**EXERCISE**
Set every record down verbatim and omit the pictures.

— BEGIN —

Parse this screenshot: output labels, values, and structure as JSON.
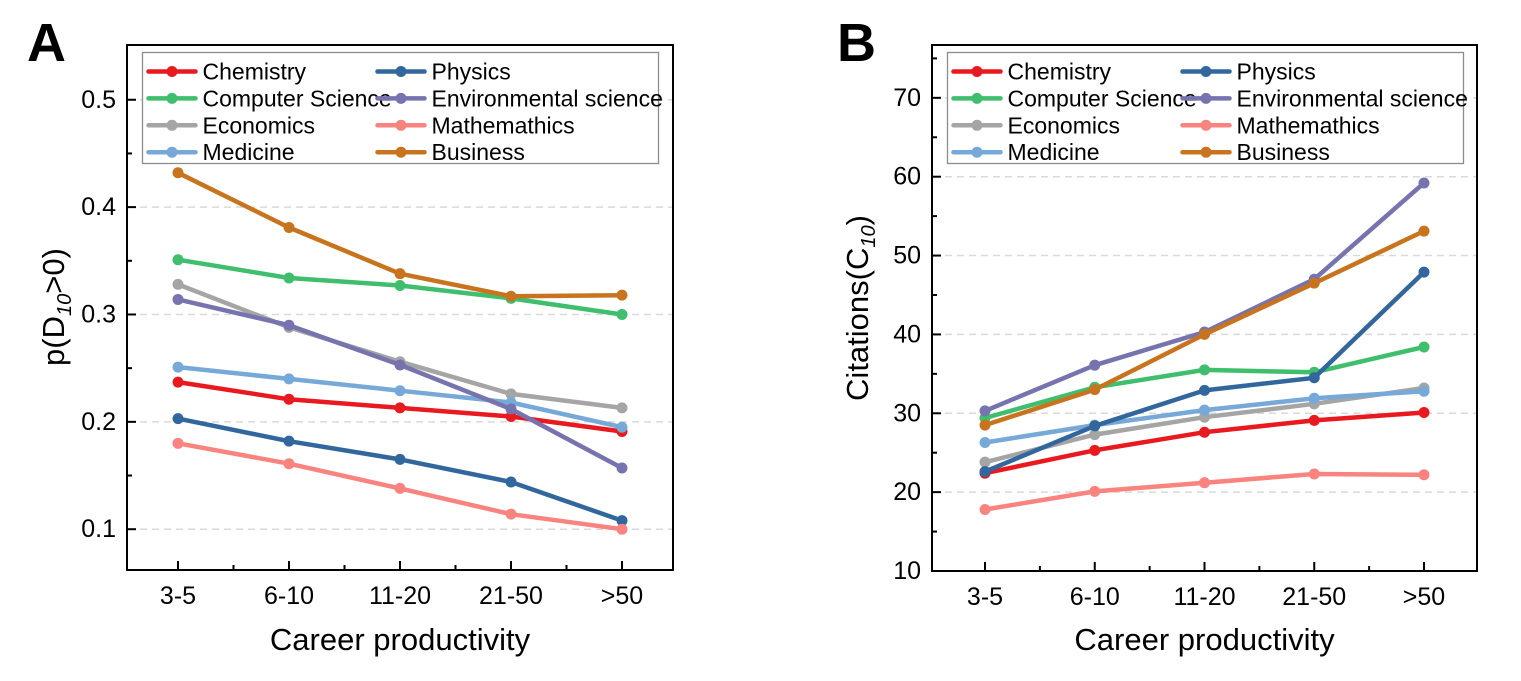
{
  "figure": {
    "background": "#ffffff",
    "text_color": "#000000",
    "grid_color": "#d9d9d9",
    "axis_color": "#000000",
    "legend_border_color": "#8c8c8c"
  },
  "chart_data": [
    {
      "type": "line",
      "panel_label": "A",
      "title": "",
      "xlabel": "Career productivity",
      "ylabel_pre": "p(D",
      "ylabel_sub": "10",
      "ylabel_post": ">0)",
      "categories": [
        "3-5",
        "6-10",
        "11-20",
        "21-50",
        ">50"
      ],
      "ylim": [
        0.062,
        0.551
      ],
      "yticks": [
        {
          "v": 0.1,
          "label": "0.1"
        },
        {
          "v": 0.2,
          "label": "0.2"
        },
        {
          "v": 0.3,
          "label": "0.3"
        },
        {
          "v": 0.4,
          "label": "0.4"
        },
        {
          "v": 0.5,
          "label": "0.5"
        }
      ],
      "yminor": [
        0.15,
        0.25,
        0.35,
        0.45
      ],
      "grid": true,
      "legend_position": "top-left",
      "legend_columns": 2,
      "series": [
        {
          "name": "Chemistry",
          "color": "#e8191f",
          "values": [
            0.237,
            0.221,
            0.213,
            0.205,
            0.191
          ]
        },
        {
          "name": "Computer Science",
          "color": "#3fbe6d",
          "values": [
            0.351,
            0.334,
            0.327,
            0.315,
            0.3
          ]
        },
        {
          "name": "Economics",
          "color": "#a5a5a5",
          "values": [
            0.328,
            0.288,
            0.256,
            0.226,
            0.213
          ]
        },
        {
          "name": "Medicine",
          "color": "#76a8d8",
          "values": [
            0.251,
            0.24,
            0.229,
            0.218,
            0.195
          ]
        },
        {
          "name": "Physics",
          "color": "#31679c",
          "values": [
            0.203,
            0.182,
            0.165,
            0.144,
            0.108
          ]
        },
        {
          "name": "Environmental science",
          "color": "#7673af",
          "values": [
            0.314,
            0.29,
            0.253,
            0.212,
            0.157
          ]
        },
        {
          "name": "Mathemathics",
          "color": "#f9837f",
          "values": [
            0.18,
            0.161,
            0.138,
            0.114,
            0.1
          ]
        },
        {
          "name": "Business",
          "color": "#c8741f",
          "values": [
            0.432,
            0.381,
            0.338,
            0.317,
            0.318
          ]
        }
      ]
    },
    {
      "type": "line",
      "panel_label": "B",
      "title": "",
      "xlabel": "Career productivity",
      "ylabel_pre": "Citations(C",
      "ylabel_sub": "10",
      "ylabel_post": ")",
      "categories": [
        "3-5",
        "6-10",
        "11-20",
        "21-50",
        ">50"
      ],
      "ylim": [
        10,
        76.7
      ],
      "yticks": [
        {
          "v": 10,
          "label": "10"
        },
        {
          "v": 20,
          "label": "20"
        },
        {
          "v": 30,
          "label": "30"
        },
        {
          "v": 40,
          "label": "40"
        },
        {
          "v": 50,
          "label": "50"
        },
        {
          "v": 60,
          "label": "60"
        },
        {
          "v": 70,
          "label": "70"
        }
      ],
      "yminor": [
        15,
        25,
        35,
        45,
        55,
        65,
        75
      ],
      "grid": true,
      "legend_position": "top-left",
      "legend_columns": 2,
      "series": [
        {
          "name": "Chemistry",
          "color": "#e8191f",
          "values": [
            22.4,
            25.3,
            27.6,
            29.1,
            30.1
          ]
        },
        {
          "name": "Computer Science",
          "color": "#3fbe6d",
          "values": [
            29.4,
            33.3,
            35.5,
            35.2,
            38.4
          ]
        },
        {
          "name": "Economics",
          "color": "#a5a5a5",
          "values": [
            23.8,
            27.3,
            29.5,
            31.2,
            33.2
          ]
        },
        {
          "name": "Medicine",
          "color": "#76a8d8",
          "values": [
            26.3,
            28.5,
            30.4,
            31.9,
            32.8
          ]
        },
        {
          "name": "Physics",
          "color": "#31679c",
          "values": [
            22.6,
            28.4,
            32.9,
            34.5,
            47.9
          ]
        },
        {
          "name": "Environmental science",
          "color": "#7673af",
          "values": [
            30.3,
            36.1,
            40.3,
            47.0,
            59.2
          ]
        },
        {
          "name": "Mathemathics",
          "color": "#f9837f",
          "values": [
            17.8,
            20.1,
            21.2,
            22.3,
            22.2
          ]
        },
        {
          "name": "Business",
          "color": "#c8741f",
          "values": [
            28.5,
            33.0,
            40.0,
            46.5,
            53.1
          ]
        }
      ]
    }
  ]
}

— END —

**RESULT**
Parse this screenshot: output labels, values, and structure as JSON.
{
  "figure": {
    "background": "#ffffff",
    "text_color": "#000000",
    "grid_color": "#d9d9d9",
    "axis_color": "#000000",
    "legend_border_color": "#8c8c8c"
  },
  "chart_data": [
    {
      "type": "line",
      "panel_label": "A",
      "title": "",
      "xlabel": "Career productivity",
      "ylabel_pre": "p(D",
      "ylabel_sub": "10",
      "ylabel_post": ">0)",
      "categories": [
        "3-5",
        "6-10",
        "11-20",
        "21-50",
        ">50"
      ],
      "ylim": [
        0.062,
        0.551
      ],
      "yticks": [
        {
          "v": 0.1,
          "label": "0.1"
        },
        {
          "v": 0.2,
          "label": "0.2"
        },
        {
          "v": 0.3,
          "label": "0.3"
        },
        {
          "v": 0.4,
          "label": "0.4"
        },
        {
          "v": 0.5,
          "label": "0.5"
        }
      ],
      "yminor": [
        0.15,
        0.25,
        0.35,
        0.45
      ],
      "grid": true,
      "legend_position": "top-left",
      "legend_columns": 2,
      "series": [
        {
          "name": "Chemistry",
          "color": "#e8191f",
          "values": [
            0.237,
            0.221,
            0.213,
            0.205,
            0.191
          ]
        },
        {
          "name": "Computer Science",
          "color": "#3fbe6d",
          "values": [
            0.351,
            0.334,
            0.327,
            0.315,
            0.3
          ]
        },
        {
          "name": "Economics",
          "color": "#a5a5a5",
          "values": [
            0.328,
            0.288,
            0.256,
            0.226,
            0.213
          ]
        },
        {
          "name": "Medicine",
          "color": "#76a8d8",
          "values": [
            0.251,
            0.24,
            0.229,
            0.218,
            0.195
          ]
        },
        {
          "name": "Physics",
          "color": "#31679c",
          "values": [
            0.203,
            0.182,
            0.165,
            0.144,
            0.108
          ]
        },
        {
          "name": "Environmental science",
          "color": "#7673af",
          "values": [
            0.314,
            0.29,
            0.253,
            0.212,
            0.157
          ]
        },
        {
          "name": "Mathemathics",
          "color": "#f9837f",
          "values": [
            0.18,
            0.161,
            0.138,
            0.114,
            0.1
          ]
        },
        {
          "name": "Business",
          "color": "#c8741f",
          "values": [
            0.432,
            0.381,
            0.338,
            0.317,
            0.318
          ]
        }
      ]
    },
    {
      "type": "line",
      "panel_label": "B",
      "title": "",
      "xlabel": "Career productivity",
      "ylabel_pre": "Citations(C",
      "ylabel_sub": "10",
      "ylabel_post": ")",
      "categories": [
        "3-5",
        "6-10",
        "11-20",
        "21-50",
        ">50"
      ],
      "ylim": [
        10,
        76.7
      ],
      "yticks": [
        {
          "v": 10,
          "label": "10"
        },
        {
          "v": 20,
          "label": "20"
        },
        {
          "v": 30,
          "label": "30"
        },
        {
          "v": 40,
          "label": "40"
        },
        {
          "v": 50,
          "label": "50"
        },
        {
          "v": 60,
          "label": "60"
        },
        {
          "v": 70,
          "label": "70"
        }
      ],
      "yminor": [
        15,
        25,
        35,
        45,
        55,
        65,
        75
      ],
      "grid": true,
      "legend_position": "top-left",
      "legend_columns": 2,
      "series": [
        {
          "name": "Chemistry",
          "color": "#e8191f",
          "values": [
            22.4,
            25.3,
            27.6,
            29.1,
            30.1
          ]
        },
        {
          "name": "Computer Science",
          "color": "#3fbe6d",
          "values": [
            29.4,
            33.3,
            35.5,
            35.2,
            38.4
          ]
        },
        {
          "name": "Economics",
          "color": "#a5a5a5",
          "values": [
            23.8,
            27.3,
            29.5,
            31.2,
            33.2
          ]
        },
        {
          "name": "Medicine",
          "color": "#76a8d8",
          "values": [
            26.3,
            28.5,
            30.4,
            31.9,
            32.8
          ]
        },
        {
          "name": "Physics",
          "color": "#31679c",
          "values": [
            22.6,
            28.4,
            32.9,
            34.5,
            47.9
          ]
        },
        {
          "name": "Environmental science",
          "color": "#7673af",
          "values": [
            30.3,
            36.1,
            40.3,
            47.0,
            59.2
          ]
        },
        {
          "name": "Mathemathics",
          "color": "#f9837f",
          "values": [
            17.8,
            20.1,
            21.2,
            22.3,
            22.2
          ]
        },
        {
          "name": "Business",
          "color": "#c8741f",
          "values": [
            28.5,
            33.0,
            40.0,
            46.5,
            53.1
          ]
        }
      ]
    }
  ]
}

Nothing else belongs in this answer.